* _WHAT THIS TASK INVOLVES_:
Scan the data below. Pull out each line where "field" occurs.

* _DATA ROWS_:
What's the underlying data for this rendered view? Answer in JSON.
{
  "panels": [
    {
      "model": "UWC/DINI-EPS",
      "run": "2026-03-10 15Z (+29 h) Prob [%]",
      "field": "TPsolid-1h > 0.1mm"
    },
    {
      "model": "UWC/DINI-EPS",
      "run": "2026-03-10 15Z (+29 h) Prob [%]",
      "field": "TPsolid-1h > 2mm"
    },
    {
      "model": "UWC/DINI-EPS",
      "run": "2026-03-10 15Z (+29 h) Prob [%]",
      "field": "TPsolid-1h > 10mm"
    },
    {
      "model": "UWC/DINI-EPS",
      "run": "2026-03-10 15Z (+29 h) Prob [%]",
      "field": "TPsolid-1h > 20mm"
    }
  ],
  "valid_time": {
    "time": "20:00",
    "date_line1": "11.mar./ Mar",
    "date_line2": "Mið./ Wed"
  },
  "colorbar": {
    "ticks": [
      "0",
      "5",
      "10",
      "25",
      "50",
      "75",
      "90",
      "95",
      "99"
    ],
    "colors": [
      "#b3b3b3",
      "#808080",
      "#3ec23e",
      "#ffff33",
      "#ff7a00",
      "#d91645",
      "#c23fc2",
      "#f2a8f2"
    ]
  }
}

* _SOLUTION TO THE EXERCISE_:
      "field": "TPsolid-1h > 0.1mm"
      "field": "TPsolid-1h > 2mm"
      "field": "TPsolid-1h > 10mm"
      "field": "TPsolid-1h > 20mm"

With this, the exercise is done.